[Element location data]
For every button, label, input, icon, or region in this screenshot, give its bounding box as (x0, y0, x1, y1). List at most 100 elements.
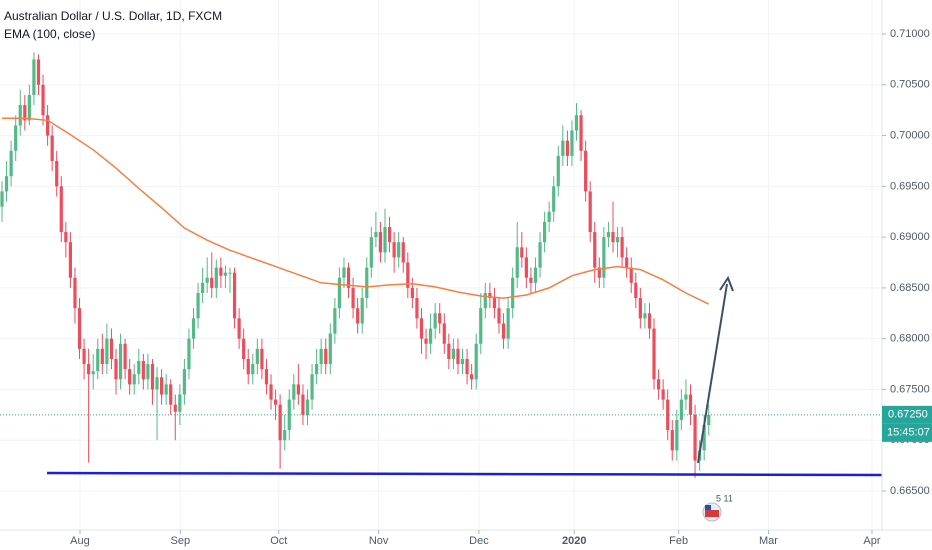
candle-body (201, 282, 205, 293)
candle-body (246, 358, 250, 375)
candle-body (50, 135, 54, 161)
candle-body (369, 237, 373, 268)
candle-body (584, 150, 588, 192)
candle-body (283, 430, 287, 441)
candle-body (602, 237, 606, 278)
candle-body (679, 399, 683, 420)
candle-body (109, 338, 114, 359)
candle-body (529, 277, 533, 283)
candle-body (301, 394, 305, 415)
candle-body (438, 313, 442, 324)
candle-body (565, 140, 569, 156)
candle-body (606, 232, 611, 238)
y-tick-label: 0.67500 (890, 383, 930, 395)
candle-body (625, 257, 629, 268)
y-tick-label: 0.68500 (890, 282, 930, 294)
y-tick-label: 0.69000 (890, 231, 930, 243)
candle-body (333, 308, 337, 334)
candle-body (542, 221, 547, 243)
candle-body (287, 399, 291, 431)
candle-body (415, 298, 419, 319)
candle-body (638, 298, 642, 319)
candle-body (305, 399, 310, 415)
candle-body (356, 308, 360, 324)
candle-body (561, 140, 565, 156)
candle-body (652, 328, 656, 380)
candle-body (451, 348, 456, 359)
y-tick-label: 0.66500 (890, 485, 930, 497)
candle-body (237, 318, 241, 339)
arrow-shaft (697, 283, 728, 464)
candle-body (55, 160, 59, 187)
candle-body (615, 237, 620, 243)
flag-canton (705, 505, 711, 510)
flag-stripe (705, 510, 719, 517)
candle-body (269, 384, 273, 400)
candle-body (68, 242, 72, 278)
y-tick-label: 0.68000 (890, 333, 930, 345)
candle-body (447, 343, 451, 359)
candle-body (688, 394, 693, 415)
x-tick-label: Oct (270, 535, 287, 547)
candle-body (223, 272, 228, 276)
candle-body (456, 348, 460, 365)
candle-body (497, 308, 501, 324)
candle-body (128, 369, 132, 385)
candle-body (146, 364, 150, 380)
candle-body (123, 343, 127, 370)
candle-body (273, 399, 278, 405)
candle-body (574, 115, 579, 131)
candle-body (137, 361, 141, 375)
candle-body (319, 348, 323, 365)
candle-body (191, 318, 196, 339)
last-price-label: 0.67250 (888, 409, 928, 421)
candle-body (419, 318, 424, 339)
candle-body (479, 308, 483, 344)
candle-body (64, 232, 68, 243)
candle-body (552, 186, 556, 212)
candle-body (656, 379, 661, 390)
y-tick-label: 0.71000 (890, 28, 930, 40)
indicator-legend: EMA (100, close) (4, 27, 95, 41)
candle-body (342, 267, 346, 278)
countdown-label: 15:45:07 (887, 427, 930, 439)
candle-body (488, 292, 492, 299)
candle-body (114, 358, 118, 380)
candle-body (460, 358, 465, 365)
candle-body (538, 242, 542, 268)
candle-body (643, 313, 647, 319)
candle-body (296, 384, 300, 395)
candle-body (264, 369, 269, 385)
candle-body (132, 374, 136, 385)
candle-body (242, 338, 246, 359)
candle-body (182, 369, 186, 395)
candle-body (429, 328, 433, 344)
candle-body (693, 414, 697, 461)
candle-body (18, 105, 22, 126)
chart-title: Australian Dollar / U.S. Dollar, 1D, FXC… (4, 9, 222, 23)
candle-body (506, 308, 510, 339)
support-line (46, 471, 883, 477)
candle-body (228, 272, 232, 274)
candle-body (588, 191, 592, 233)
x-tick-label: Sep (170, 535, 190, 547)
candle-body (59, 186, 63, 233)
candle-body (14, 125, 18, 151)
candle-body (570, 130, 574, 156)
candle-body (100, 348, 104, 365)
last-price-box (882, 405, 932, 424)
candle-body (96, 348, 100, 372)
candle-body (360, 298, 364, 324)
candle-body (118, 343, 123, 380)
candle-body (173, 404, 177, 412)
countdown-box (882, 423, 932, 442)
candle-body (77, 308, 82, 349)
candle-body (310, 374, 314, 400)
candle-body (387, 226, 392, 243)
candle-body (178, 394, 182, 412)
candle-body (159, 377, 164, 395)
candle-body (196, 292, 200, 319)
candle-body (515, 247, 519, 278)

▸ **Work instructions**
Return all of the lines above verbatim, omitting the picture.

▸ **Exercise response**
For every button, label, input, icon, or region in this screenshot, give its bounding box as (x0, y0, x1, y1). List at most 100 elements.
candle-body (201, 282, 205, 293)
candle-body (246, 358, 250, 375)
candle-body (50, 135, 54, 161)
candle-body (369, 237, 373, 268)
candle-body (584, 150, 588, 192)
candle-body (283, 430, 287, 441)
candle-body (602, 237, 606, 278)
candle-body (679, 399, 683, 420)
candle-body (109, 338, 114, 359)
candle-body (529, 277, 533, 283)
candle-body (301, 394, 305, 415)
candle-body (438, 313, 442, 324)
candle-body (565, 140, 569, 156)
candle-body (606, 232, 611, 238)
y-tick-label: 0.67500 (890, 383, 930, 395)
candle-body (625, 257, 629, 268)
y-tick-label: 0.68500 (890, 282, 930, 294)
y-tick-label: 0.69000 (890, 231, 930, 243)
candle-body (333, 308, 337, 334)
candle-body (542, 221, 547, 243)
candle-body (287, 399, 291, 431)
candle-body (415, 298, 419, 319)
candle-body (638, 298, 642, 319)
candle-body (305, 399, 310, 415)
candle-body (356, 308, 360, 324)
candle-body (561, 140, 565, 156)
candle-body (652, 328, 656, 380)
candle-body (451, 348, 456, 359)
y-tick-label: 0.66500 (890, 485, 930, 497)
candle-body (237, 318, 241, 339)
arrow-shaft (697, 283, 728, 464)
candle-body (55, 160, 59, 187)
candle-body (615, 237, 620, 243)
flag-canton (705, 505, 711, 510)
flag-stripe (705, 510, 719, 517)
candle-body (269, 384, 273, 400)
candle-body (68, 242, 72, 278)
y-tick-label: 0.68000 (890, 333, 930, 345)
candle-body (447, 343, 451, 359)
candle-body (688, 394, 693, 415)
x-tick-label: Oct (270, 535, 287, 547)
candle-body (223, 272, 228, 276)
candle-body (456, 348, 460, 365)
candle-body (497, 308, 501, 324)
candle-body (128, 369, 132, 385)
candle-body (146, 364, 150, 380)
candle-body (123, 343, 127, 370)
candle-body (273, 399, 278, 405)
candle-body (574, 115, 579, 131)
candle-body (137, 361, 141, 375)
candle-body (319, 348, 323, 365)
candle-body (191, 318, 196, 339)
last-price-label: 0.67250 (888, 409, 928, 421)
candle-body (419, 318, 424, 339)
candle-body (479, 308, 483, 344)
candle-body (64, 232, 68, 243)
candle-body (552, 186, 556, 212)
candle-body (656, 379, 661, 390)
y-tick-label: 0.71000 (890, 28, 930, 40)
indicator-legend: EMA (100, close) (4, 27, 95, 41)
candle-body (342, 267, 346, 278)
countdown-label: 15:45:07 (887, 427, 930, 439)
candle-body (488, 292, 492, 299)
candle-body (114, 358, 118, 380)
candle-body (460, 358, 465, 365)
candle-body (538, 242, 542, 268)
candle-body (643, 313, 647, 319)
candle-body (296, 384, 300, 395)
candle-body (264, 369, 269, 385)
candle-body (132, 374, 136, 385)
candle-body (242, 338, 246, 359)
candle-body (182, 369, 186, 395)
candle-body (429, 328, 433, 344)
candle-body (693, 414, 697, 461)
candle-body (18, 105, 22, 126)
chart-title: Australian Dollar / U.S. Dollar, 1D, FXC… (4, 9, 222, 23)
candle-body (506, 308, 510, 339)
support-line (46, 471, 883, 477)
candle-body (228, 272, 232, 274)
candle-body (588, 191, 592, 233)
x-tick-label: Sep (170, 535, 190, 547)
candle-body (59, 186, 63, 233)
candle-body (14, 125, 18, 151)
candle-body (570, 130, 574, 156)
candle-body (100, 348, 104, 365)
last-price-box (882, 405, 932, 424)
candle-body (96, 348, 100, 372)
candle-body (360, 298, 364, 324)
candle-body (118, 343, 123, 380)
candle-body (173, 404, 177, 412)
countdown-box (882, 423, 932, 442)
candle-body (77, 308, 82, 349)
candle-body (310, 374, 314, 400)
candle-body (387, 226, 392, 243)
candle-body (178, 394, 182, 412)
candle-body (159, 377, 164, 395)
candle-body (196, 292, 200, 319)
candle-body (515, 247, 519, 278)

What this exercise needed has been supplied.